**The exercise**
Copy out the lines that include the word "softkey".

**Dataset records**

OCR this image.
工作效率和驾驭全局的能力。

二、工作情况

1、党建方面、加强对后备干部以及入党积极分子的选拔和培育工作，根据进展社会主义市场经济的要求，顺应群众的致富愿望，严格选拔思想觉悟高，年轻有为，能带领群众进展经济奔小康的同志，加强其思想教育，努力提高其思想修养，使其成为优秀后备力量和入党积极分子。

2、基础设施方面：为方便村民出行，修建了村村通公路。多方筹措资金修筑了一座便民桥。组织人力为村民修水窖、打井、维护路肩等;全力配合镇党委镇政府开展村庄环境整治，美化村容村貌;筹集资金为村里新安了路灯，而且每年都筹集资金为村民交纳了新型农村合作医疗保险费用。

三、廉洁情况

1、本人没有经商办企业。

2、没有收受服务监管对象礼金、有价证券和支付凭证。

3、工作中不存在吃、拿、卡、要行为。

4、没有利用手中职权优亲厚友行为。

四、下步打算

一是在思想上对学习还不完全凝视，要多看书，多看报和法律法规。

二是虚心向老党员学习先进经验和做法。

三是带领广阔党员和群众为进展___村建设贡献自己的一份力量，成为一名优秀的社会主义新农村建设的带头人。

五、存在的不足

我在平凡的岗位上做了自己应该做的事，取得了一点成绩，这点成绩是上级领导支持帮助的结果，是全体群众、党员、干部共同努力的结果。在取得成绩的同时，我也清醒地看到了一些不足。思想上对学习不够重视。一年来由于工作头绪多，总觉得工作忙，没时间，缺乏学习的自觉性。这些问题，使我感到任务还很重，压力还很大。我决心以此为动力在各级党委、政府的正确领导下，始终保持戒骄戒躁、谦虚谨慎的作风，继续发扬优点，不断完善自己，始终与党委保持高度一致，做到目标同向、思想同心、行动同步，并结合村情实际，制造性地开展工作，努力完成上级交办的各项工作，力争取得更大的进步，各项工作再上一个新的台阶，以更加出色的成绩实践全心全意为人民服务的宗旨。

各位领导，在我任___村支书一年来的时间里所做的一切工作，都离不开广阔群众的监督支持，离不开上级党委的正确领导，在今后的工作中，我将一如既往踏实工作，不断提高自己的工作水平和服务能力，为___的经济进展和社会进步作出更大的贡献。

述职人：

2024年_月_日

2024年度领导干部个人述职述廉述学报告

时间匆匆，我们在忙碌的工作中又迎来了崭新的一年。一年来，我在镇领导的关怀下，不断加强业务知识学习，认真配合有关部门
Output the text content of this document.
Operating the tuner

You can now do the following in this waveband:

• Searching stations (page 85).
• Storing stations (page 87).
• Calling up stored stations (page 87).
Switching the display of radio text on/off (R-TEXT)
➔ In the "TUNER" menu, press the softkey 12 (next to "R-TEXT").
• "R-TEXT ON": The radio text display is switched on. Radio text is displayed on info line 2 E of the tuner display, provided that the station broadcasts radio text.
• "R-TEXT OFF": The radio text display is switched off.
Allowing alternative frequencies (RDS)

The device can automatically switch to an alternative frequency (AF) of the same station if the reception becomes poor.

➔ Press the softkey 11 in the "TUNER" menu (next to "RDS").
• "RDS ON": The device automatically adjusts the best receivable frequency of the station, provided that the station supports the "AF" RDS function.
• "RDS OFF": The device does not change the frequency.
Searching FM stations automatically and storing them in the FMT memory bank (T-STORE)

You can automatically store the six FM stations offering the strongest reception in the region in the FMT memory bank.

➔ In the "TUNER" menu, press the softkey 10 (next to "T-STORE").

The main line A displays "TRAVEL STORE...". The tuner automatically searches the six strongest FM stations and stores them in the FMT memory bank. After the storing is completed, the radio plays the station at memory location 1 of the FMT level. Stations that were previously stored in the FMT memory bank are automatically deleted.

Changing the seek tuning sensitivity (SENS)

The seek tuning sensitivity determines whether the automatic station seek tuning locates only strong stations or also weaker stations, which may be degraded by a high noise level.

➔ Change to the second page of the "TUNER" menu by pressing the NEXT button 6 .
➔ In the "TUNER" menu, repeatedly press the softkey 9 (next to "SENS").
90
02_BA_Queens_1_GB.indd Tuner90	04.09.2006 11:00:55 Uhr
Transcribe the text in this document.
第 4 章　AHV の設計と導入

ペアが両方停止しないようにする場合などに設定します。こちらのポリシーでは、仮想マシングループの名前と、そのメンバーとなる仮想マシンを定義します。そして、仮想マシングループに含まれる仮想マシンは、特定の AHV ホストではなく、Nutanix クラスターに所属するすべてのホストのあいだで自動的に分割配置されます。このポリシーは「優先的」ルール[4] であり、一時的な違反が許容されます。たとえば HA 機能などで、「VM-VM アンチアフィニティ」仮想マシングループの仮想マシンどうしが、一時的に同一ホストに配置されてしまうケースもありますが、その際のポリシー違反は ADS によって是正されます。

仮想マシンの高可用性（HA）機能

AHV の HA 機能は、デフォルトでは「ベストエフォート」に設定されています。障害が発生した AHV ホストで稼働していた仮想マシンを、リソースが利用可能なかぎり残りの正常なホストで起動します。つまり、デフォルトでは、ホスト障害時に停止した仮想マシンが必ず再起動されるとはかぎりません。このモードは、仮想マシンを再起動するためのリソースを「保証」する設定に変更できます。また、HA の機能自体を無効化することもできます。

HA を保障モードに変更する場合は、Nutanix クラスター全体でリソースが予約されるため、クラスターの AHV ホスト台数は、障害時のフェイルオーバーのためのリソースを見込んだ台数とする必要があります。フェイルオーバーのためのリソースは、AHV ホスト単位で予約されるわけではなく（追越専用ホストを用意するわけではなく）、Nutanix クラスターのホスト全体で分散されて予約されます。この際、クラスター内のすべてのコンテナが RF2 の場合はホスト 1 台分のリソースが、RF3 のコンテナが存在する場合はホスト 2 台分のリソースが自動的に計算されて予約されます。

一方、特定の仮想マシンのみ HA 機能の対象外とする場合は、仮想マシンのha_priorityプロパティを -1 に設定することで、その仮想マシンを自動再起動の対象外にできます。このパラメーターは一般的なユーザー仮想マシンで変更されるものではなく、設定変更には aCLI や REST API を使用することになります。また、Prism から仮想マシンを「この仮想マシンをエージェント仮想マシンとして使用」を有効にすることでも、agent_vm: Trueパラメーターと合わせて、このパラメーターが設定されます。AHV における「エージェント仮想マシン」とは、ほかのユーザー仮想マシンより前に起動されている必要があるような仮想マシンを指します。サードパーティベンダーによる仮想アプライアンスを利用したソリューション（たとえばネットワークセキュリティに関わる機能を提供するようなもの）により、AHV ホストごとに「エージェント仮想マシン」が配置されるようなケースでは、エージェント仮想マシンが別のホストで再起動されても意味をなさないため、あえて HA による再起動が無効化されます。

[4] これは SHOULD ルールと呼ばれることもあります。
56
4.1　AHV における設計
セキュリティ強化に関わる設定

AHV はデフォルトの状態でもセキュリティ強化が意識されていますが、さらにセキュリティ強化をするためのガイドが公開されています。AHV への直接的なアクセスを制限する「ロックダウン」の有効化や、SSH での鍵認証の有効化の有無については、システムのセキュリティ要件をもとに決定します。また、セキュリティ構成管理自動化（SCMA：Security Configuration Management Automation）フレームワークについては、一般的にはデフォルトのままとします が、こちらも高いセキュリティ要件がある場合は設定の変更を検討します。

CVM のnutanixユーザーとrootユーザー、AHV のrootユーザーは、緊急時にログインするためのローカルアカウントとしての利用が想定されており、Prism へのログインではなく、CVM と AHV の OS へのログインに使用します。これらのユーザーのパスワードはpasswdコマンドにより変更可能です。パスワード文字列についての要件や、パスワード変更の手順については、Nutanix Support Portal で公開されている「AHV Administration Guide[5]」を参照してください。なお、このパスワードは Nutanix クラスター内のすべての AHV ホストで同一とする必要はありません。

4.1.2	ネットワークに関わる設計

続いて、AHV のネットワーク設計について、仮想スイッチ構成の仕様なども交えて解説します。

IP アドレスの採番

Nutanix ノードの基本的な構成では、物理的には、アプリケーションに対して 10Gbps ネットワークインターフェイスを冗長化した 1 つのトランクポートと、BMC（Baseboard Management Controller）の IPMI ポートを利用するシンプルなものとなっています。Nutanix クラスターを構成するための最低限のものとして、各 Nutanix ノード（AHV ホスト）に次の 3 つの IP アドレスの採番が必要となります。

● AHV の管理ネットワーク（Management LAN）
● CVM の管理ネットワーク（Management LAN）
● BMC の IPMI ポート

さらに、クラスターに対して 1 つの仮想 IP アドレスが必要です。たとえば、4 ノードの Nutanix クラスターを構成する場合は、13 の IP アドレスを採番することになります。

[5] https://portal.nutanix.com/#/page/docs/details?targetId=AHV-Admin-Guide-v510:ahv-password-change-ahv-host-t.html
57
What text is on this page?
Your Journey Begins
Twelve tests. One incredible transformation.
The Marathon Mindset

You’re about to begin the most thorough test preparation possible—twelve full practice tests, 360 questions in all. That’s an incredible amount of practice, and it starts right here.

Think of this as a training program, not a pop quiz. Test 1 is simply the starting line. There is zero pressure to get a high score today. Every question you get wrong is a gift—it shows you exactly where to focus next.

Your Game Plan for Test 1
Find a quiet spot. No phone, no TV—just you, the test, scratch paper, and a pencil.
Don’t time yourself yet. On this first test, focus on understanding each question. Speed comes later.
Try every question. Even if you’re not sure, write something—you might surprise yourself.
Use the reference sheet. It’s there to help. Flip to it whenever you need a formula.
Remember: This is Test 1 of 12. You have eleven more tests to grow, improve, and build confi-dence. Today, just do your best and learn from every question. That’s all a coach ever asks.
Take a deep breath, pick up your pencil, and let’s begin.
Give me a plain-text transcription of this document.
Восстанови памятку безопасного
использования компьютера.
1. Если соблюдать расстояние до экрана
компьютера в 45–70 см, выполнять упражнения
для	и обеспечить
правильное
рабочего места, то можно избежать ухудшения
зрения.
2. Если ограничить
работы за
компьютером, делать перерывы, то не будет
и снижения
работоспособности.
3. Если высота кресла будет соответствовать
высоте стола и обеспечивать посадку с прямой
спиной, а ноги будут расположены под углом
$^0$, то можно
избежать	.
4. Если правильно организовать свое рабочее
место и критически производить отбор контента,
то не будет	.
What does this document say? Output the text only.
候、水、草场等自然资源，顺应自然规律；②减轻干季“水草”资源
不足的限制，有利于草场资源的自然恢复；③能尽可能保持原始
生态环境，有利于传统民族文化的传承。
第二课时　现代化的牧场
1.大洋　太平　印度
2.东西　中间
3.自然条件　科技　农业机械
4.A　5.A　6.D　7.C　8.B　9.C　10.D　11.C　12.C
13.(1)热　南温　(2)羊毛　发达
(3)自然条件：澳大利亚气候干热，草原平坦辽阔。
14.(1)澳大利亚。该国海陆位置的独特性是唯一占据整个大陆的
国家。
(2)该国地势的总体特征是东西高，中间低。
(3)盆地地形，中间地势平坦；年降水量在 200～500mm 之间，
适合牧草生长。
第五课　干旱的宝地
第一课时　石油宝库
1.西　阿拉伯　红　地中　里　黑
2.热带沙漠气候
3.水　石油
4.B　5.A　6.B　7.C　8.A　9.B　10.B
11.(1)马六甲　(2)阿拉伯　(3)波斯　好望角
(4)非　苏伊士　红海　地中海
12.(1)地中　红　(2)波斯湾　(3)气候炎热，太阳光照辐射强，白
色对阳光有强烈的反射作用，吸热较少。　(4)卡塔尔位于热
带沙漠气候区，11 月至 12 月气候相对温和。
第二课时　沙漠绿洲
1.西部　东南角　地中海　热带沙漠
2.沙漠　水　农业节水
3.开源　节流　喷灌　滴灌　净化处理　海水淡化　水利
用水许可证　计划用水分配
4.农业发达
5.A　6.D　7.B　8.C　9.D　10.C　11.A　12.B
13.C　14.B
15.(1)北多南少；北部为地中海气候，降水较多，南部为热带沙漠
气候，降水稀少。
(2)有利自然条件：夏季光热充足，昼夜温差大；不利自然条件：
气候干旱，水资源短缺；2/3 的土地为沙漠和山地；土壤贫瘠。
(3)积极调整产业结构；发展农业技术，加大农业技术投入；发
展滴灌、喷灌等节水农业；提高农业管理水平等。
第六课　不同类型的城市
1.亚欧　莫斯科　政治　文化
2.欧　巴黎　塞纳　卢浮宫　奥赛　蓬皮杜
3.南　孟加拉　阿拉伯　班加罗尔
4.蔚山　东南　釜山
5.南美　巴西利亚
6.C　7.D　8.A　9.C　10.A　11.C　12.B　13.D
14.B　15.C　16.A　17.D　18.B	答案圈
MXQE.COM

**Result**
➔ In the "TUNER" menu, press the softkey 12 (next to "R-TEXT").
➔ Press the softkey 11 in the "TUNER" menu (next to "RDS").
➔ In the "TUNER" menu, press the softkey 10 (next to "T-STORE").
➔ In the "TUNER" menu, repeatedly press the softkey 9 (next to "SENS").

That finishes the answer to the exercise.